* [TASK DESCRIPTION]: Reproduce the records that follow in full, excluding any picture they contain.

(Dataset rows about figures)
★ ★ ★ ★ ★ ★ ★

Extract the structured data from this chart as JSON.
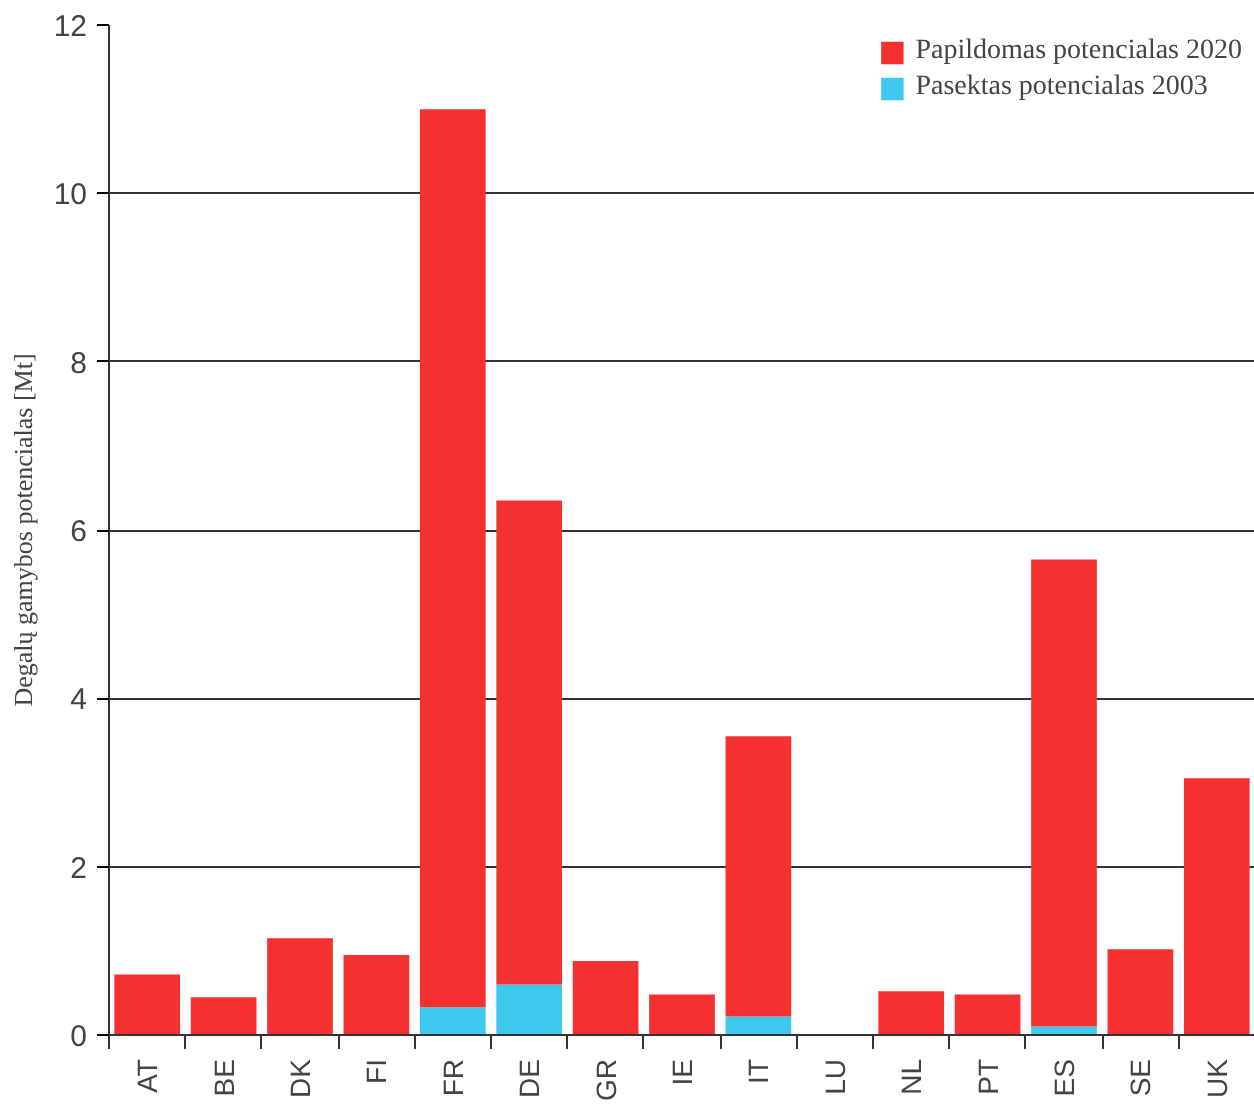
{
  "chart_data": {
    "type": "bar",
    "stacked": true,
    "ylabel": "Degalų gamybos potencialas [Mt]",
    "categories": [
      "AT",
      "BE",
      "DK",
      "FI",
      "FR",
      "DE",
      "GR",
      "IE",
      "IT",
      "LU",
      "NL",
      "PT",
      "ES",
      "SE",
      "UK"
    ],
    "series": [
      {
        "name": "Pasektas potencialas 2003",
        "color": "#3ec8ee",
        "values": [
          0,
          0,
          0,
          0,
          0.33,
          0.6,
          0,
          0,
          0.22,
          0,
          0,
          0,
          0.1,
          0,
          0
        ]
      },
      {
        "name": "Papildomas potencialas 2020",
        "color": "#f43030",
        "values": [
          0.72,
          0.45,
          1.15,
          0.95,
          10.67,
          5.75,
          0.88,
          0.48,
          3.33,
          0,
          0.52,
          0.48,
          5.55,
          1.02,
          3.05
        ]
      }
    ],
    "ylim": [
      0,
      12
    ],
    "yticks": [
      0,
      2,
      4,
      6,
      8,
      10,
      12
    ],
    "grid": "y",
    "legend": "top right"
  }
}
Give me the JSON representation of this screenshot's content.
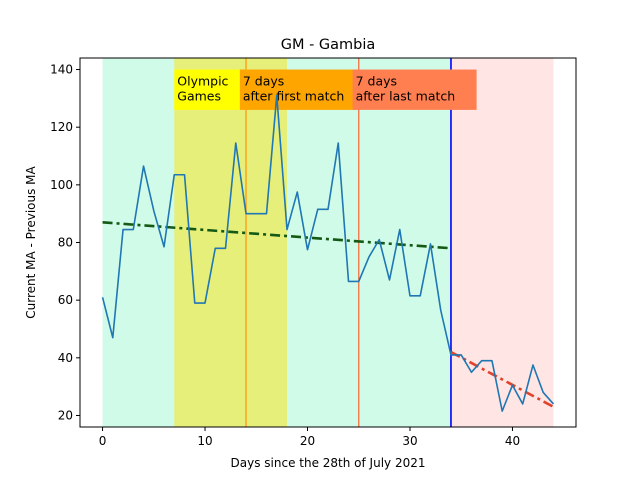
{
  "chart_data": {
    "type": "line",
    "title": "GM - Gambia",
    "xlabel": "Days since the 28th of July 2021",
    "ylabel": "Current MA - Previous MA",
    "xlim": [
      -2.2,
      46.2
    ],
    "ylim": [
      16,
      144
    ],
    "xticks": [
      0,
      10,
      20,
      30,
      40
    ],
    "yticks": [
      20,
      40,
      60,
      80,
      100,
      120,
      140
    ],
    "grid": false,
    "series": [
      {
        "color": "#1f77b4",
        "x": [
          0,
          1,
          2,
          3,
          4,
          5,
          6,
          7,
          8,
          9,
          10,
          11,
          12,
          13,
          14,
          15,
          16,
          17,
          18,
          19,
          20,
          21,
          22,
          23,
          24,
          25,
          26,
          27,
          28,
          29,
          30,
          31,
          32,
          33,
          34,
          35,
          36,
          37,
          38,
          39,
          40,
          41,
          42,
          43,
          44
        ],
        "y": [
          61,
          47,
          84.5,
          84.5,
          106.5,
          91,
          78.5,
          103.5,
          103.5,
          59,
          59,
          78,
          78,
          114.5,
          90,
          90,
          90,
          131,
          84.5,
          97.5,
          77.5,
          91.5,
          91.5,
          114.5,
          66.5,
          66.5,
          75,
          81,
          67,
          84.5,
          61.5,
          61.5,
          79.5,
          56.5,
          41,
          41,
          35,
          39,
          39,
          21.5,
          30.5,
          24,
          37.5,
          28,
          24
        ]
      }
    ],
    "trend_lines": [
      {
        "color": "#145a14",
        "x": [
          0,
          34
        ],
        "y": [
          87,
          78
        ]
      },
      {
        "color": "#e0442c",
        "x": [
          34,
          44
        ],
        "y": [
          42,
          23
        ]
      }
    ],
    "regions": [
      {
        "x": [
          0,
          34
        ],
        "color": "#d0fbe9"
      },
      {
        "x": [
          7,
          18
        ],
        "color": "#e6ef7a"
      },
      {
        "x": [
          34,
          44
        ],
        "color": "#ffe5e3"
      }
    ],
    "vlines": [
      {
        "x": 14,
        "color": "#ff9f1a"
      },
      {
        "x": 25,
        "color": "#f2784b"
      },
      {
        "x": 34,
        "color": "#0000ff"
      }
    ],
    "annotations": [
      {
        "lines": [
          "Olympic",
          "Games"
        ],
        "x_start": 7,
        "x_end": 13.4,
        "y_top": 140,
        "y_bottom": 126,
        "bg": "#ffff00"
      },
      {
        "lines": [
          "7 days",
          "after first match"
        ],
        "x_start": 13.4,
        "x_end": 24.8,
        "y_top": 140,
        "y_bottom": 126,
        "bg": "#ffa500"
      },
      {
        "lines": [
          "7 days",
          "after last match"
        ],
        "x_start": 24.4,
        "x_end": 36.5,
        "y_top": 140,
        "y_bottom": 126,
        "bg": "#ff7f50"
      }
    ]
  }
}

★ ★ ★ ★ ★ ★ ★

* [TASK RESPONSE]:
Extract the structured data from this chart as JSON.
{
  "chart_data": {
    "type": "bar",
    "stacked": true,
    "ylabel": "Degalų gamybos potencialas [Mt]",
    "categories": [
      "AT",
      "BE",
      "DK",
      "FI",
      "FR",
      "DE",
      "GR",
      "IE",
      "IT",
      "LU",
      "NL",
      "PT",
      "ES",
      "SE",
      "UK"
    ],
    "series": [
      {
        "name": "Pasektas potencialas 2003",
        "color": "#3ec8ee",
        "values": [
          0,
          0,
          0,
          0,
          0.33,
          0.6,
          0,
          0,
          0.22,
          0,
          0,
          0,
          0.1,
          0,
          0
        ]
      },
      {
        "name": "Papildomas potencialas 2020",
        "color": "#f43030",
        "values": [
          0.72,
          0.45,
          1.15,
          0.95,
          10.67,
          5.75,
          0.88,
          0.48,
          3.33,
          0,
          0.52,
          0.48,
          5.55,
          1.02,
          3.05
        ]
      }
    ],
    "ylim": [
      0,
      12
    ],
    "yticks": [
      0,
      2,
      4,
      6,
      8,
      10,
      12
    ],
    "grid": "y",
    "legend": "top right"
  }
}
Give me the JSON representation of this screenshot's content.
{
  "chart_data": {
    "type": "line",
    "title": "GM - Gambia",
    "xlabel": "Days since the 28th of July 2021",
    "ylabel": "Current MA - Previous MA",
    "xlim": [
      -2.2,
      46.2
    ],
    "ylim": [
      16,
      144
    ],
    "xticks": [
      0,
      10,
      20,
      30,
      40
    ],
    "yticks": [
      20,
      40,
      60,
      80,
      100,
      120,
      140
    ],
    "grid": false,
    "series": [
      {
        "color": "#1f77b4",
        "x": [
          0,
          1,
          2,
          3,
          4,
          5,
          6,
          7,
          8,
          9,
          10,
          11,
          12,
          13,
          14,
          15,
          16,
          17,
          18,
          19,
          20,
          21,
          22,
          23,
          24,
          25,
          26,
          27,
          28,
          29,
          30,
          31,
          32,
          33,
          34,
          35,
          36,
          37,
          38,
          39,
          40,
          41,
          42,
          43,
          44
        ],
        "y": [
          61,
          47,
          84.5,
          84.5,
          106.5,
          91,
          78.5,
          103.5,
          103.5,
          59,
          59,
          78,
          78,
          114.5,
          90,
          90,
          90,
          131,
          84.5,
          97.5,
          77.5,
          91.5,
          91.5,
          114.5,
          66.5,
          66.5,
          75,
          81,
          67,
          84.5,
          61.5,
          61.5,
          79.5,
          56.5,
          41,
          41,
          35,
          39,
          39,
          21.5,
          30.5,
          24,
          37.5,
          28,
          24
        ]
      }
    ],
    "trend_lines": [
      {
        "color": "#145a14",
        "x": [
          0,
          34
        ],
        "y": [
          87,
          78
        ]
      },
      {
        "color": "#e0442c",
        "x": [
          34,
          44
        ],
        "y": [
          42,
          23
        ]
      }
    ],
    "regions": [
      {
        "x": [
          0,
          34
        ],
        "color": "#d0fbe9"
      },
      {
        "x": [
          7,
          18
        ],
        "color": "#e6ef7a"
      },
      {
        "x": [
          34,
          44
        ],
        "color": "#ffe5e3"
      }
    ],
    "vlines": [
      {
        "x": 14,
        "color": "#ff9f1a"
      },
      {
        "x": 25,
        "color": "#f2784b"
      },
      {
        "x": 34,
        "color": "#0000ff"
      }
    ],
    "annotations": [
      {
        "lines": [
          "Olympic",
          "Games"
        ],
        "x_start": 7,
        "x_end": 13.4,
        "y_top": 140,
        "y_bottom": 126,
        "bg": "#ffff00"
      },
      {
        "lines": [
          "7 days",
          "after first match"
        ],
        "x_start": 13.4,
        "x_end": 24.8,
        "y_top": 140,
        "y_bottom": 126,
        "bg": "#ffa500"
      },
      {
        "lines": [
          "7 days",
          "after last match"
        ],
        "x_start": 24.4,
        "x_end": 36.5,
        "y_top": 140,
        "y_bottom": 126,
        "bg": "#ff7f50"
      }
    ]
  }
}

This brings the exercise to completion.